AIM =
Write the material out again exactly.

Data entries =
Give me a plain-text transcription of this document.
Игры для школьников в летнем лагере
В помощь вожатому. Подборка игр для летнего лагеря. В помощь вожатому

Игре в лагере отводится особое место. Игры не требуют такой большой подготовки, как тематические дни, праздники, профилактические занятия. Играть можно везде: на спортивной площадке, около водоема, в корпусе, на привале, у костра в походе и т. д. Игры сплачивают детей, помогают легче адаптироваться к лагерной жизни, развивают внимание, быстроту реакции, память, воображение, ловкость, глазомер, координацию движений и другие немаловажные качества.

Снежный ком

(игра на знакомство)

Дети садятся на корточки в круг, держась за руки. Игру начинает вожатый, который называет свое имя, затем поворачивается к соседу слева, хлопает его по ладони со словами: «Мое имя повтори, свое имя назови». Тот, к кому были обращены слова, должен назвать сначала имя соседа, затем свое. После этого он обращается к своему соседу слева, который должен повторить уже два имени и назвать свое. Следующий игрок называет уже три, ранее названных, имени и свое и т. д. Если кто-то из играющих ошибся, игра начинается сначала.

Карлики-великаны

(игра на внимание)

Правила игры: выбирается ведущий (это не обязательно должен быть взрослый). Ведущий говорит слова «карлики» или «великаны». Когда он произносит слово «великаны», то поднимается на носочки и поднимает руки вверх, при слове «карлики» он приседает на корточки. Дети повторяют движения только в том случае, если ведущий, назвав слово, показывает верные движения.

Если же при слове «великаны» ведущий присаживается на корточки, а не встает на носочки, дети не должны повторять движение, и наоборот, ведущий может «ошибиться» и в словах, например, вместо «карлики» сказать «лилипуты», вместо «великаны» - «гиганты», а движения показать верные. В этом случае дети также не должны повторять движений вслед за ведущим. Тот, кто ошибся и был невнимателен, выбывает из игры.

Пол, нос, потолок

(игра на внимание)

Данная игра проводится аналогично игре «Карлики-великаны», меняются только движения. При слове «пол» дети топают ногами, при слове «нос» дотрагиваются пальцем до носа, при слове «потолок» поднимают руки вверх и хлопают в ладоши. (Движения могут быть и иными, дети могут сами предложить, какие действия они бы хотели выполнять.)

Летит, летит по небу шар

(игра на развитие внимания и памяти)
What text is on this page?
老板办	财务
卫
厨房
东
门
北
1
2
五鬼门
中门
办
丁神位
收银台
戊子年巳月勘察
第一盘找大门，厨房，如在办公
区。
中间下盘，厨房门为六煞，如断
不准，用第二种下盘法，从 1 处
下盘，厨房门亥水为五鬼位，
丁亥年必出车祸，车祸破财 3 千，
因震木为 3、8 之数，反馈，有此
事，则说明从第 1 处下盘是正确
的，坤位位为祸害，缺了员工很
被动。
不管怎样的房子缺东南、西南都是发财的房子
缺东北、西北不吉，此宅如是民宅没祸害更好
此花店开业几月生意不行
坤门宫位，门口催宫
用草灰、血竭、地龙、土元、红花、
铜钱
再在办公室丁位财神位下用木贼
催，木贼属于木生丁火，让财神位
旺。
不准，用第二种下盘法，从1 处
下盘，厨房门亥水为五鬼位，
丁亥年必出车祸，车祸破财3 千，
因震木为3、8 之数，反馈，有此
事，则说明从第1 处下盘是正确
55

ANSWER FOR THIS EXERCISE =
Give me a plain-text transcription of this document.
Игры для школьников в летнем лагере
В помощь вожатому. Подборка игр для летнего лагеря. В помощь вожатому

Игре в лагере отводится особое место. Игры не требуют такой большой подготовки, как тематические дни, праздники, профилактические занятия. Играть можно везде: на спортивной площадке, около водоема, в корпусе, на привале, у костра в походе и т. д. Игры сплачивают детей, помогают легче адаптироваться к лагерной жизни, развивают внимание, быстроту реакции, память, воображение, ловкость, глазомер, координацию движений и другие немаловажные качества.

Снежный ком

(игра на знакомство)

Дети садятся на корточки в круг, держась за руки. Игру начинает вожатый, который называет свое имя, затем поворачивается к соседу слева, хлопает его по ладони со словами: «Мое имя повтори, свое имя назови». Тот, к кому были обращены слова, должен назвать сначала имя соседа, затем свое. После этого он обращается к своему соседу слева, который должен повторить уже два имени и назвать свое. Следующий игрок называет уже три, ранее названных, имени и свое и т. д. Если кто-то из играющих ошибся, игра начинается сначала.

Карлики-великаны

(игра на внимание)

Правила игры: выбирается ведущий (это не обязательно должен быть взрослый). Ведущий говорит слова «карлики» или «великаны». Когда он произносит слово «великаны», то поднимается на носочки и поднимает руки вверх, при слове «карлики» он приседает на корточки. Дети повторяют движения только в том случае, если ведущий, назвав слово, показывает верные движения.

Если же при слове «великаны» ведущий присаживается на корточки, а не встает на носочки, дети не должны повторять движение, и наоборот, ведущий может «ошибиться» и в словах, например, вместо «карлики» сказать «лилипуты», вместо «великаны» - «гиганты», а движения показать верные. В этом случае дети также не должны повторять движений вслед за ведущим. Тот, кто ошибся и был невнимателен, выбывает из игры.

Пол, нос, потолок

(игра на внимание)

Данная игра проводится аналогично игре «Карлики-великаны», меняются только движения. При слове «пол» дети топают ногами, при слове «нос» дотрагиваются пальцем до носа, при слове «потолок» поднимают руки вверх и хлопают в ладоши. (Движения могут быть и иными, дети могут сами предложить, какие действия они бы хотели выполнять.)

Летит, летит по небу шар

(игра на развитие внимания и памяти)
What text is on this page?
老板办	财务
卫
厨房
东
门
北
1
2
五鬼门
中门
办
丁神位
收银台
戊子年巳月勘察
第一盘找大门，厨房，如在办公
区。
中间下盘，厨房门为六煞，如断
不准，用第二种下盘法，从 1 处
下盘，厨房门亥水为五鬼位，
丁亥年必出车祸，车祸破财 3 千，
因震木为 3、8 之数，反馈，有此
事，则说明从第 1 处下盘是正确
的，坤位位为祸害，缺了员工很
被动。
不管怎样的房子缺东南、西南都是发财的房子
缺东北、西北不吉，此宅如是民宅没祸害更好
此花店开业几月生意不行
坤门宫位，门口催宫
用草灰、血竭、地龙、土元、红花、
铜钱
再在办公室丁位财神位下用木贼
催，木贼属于木生丁火，让财神位
旺。
不准，用第二种下盘法，从1 处
下盘，厨房门亥水为五鬼位，
丁亥年必出车祸，车祸破财3 千，
因震木为3、8 之数，反馈，有此
事，则说明从第1 处下盘是正确
55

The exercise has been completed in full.